GOAL: Work out the number of lines with the word "score" in the material below, then reply with that number only.
______________________________
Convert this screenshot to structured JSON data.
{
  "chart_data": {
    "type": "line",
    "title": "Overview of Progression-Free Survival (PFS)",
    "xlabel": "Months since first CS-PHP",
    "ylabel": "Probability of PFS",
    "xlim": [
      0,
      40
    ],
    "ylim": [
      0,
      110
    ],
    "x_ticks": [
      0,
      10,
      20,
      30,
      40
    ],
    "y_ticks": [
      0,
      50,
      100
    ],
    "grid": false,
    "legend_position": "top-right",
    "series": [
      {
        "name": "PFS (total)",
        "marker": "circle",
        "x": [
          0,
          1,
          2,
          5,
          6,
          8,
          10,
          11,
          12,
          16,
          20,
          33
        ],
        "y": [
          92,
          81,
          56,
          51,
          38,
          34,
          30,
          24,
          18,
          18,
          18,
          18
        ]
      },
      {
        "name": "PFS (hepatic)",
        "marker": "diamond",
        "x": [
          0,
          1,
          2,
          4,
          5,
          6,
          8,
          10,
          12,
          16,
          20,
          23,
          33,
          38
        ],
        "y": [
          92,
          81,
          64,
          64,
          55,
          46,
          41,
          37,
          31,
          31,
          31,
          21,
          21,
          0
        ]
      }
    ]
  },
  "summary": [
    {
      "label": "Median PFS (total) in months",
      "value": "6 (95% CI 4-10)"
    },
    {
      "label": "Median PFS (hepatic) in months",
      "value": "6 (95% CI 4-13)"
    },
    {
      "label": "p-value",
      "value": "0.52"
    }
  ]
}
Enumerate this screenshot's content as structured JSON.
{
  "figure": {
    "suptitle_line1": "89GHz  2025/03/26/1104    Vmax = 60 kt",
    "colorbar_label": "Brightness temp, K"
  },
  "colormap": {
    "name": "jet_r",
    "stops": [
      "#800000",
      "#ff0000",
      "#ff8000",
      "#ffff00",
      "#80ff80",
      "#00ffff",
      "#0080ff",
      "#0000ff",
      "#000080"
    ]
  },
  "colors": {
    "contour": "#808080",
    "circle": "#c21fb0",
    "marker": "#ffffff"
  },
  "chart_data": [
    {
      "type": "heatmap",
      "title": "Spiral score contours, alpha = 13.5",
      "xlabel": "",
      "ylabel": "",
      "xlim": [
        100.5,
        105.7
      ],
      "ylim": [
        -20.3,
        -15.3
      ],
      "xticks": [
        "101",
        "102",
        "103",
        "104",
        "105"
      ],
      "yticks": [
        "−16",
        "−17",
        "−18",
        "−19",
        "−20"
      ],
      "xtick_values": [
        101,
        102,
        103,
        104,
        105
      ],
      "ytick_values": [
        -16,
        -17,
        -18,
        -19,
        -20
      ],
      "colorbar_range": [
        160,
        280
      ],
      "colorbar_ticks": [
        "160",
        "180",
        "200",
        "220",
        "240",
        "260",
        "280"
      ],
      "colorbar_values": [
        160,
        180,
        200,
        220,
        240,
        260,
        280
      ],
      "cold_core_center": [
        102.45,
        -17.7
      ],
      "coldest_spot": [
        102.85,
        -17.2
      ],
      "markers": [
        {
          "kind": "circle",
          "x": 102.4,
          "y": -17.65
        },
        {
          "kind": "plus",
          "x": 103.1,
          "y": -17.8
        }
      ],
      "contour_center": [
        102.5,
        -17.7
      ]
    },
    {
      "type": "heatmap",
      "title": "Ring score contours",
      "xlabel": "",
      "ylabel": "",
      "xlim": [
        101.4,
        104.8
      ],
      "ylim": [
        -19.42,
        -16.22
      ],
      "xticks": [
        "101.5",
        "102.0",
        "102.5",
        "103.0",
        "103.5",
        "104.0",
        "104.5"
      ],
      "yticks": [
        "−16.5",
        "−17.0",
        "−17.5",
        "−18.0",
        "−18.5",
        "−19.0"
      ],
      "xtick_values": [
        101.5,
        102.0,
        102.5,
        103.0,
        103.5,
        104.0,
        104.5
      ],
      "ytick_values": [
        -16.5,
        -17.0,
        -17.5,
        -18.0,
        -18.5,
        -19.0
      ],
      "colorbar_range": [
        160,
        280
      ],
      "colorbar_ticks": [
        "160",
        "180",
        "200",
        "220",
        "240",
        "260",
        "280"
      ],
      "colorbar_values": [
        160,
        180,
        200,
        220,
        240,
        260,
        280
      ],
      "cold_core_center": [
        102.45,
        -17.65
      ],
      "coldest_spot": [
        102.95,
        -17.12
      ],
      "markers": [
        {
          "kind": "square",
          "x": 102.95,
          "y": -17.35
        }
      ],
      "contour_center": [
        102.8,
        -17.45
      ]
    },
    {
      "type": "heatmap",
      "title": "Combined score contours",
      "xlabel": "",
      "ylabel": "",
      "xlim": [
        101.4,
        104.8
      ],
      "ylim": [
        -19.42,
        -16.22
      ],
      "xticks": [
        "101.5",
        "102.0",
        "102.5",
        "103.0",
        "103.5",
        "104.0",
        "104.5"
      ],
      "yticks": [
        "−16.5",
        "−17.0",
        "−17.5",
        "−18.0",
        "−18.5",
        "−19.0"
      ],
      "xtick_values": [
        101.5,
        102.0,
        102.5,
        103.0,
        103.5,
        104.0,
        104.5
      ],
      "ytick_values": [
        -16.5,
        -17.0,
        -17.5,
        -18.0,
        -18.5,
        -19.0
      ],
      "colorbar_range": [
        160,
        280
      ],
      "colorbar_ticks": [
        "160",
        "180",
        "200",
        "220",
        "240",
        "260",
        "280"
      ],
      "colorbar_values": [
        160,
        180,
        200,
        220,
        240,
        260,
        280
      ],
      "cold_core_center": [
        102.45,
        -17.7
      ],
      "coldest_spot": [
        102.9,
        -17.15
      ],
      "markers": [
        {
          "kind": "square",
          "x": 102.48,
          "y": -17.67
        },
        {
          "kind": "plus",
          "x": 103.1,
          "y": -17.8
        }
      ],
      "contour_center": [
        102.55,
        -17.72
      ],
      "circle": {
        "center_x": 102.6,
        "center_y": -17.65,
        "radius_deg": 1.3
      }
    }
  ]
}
______________________________
EXERCISE SOLUTION: 3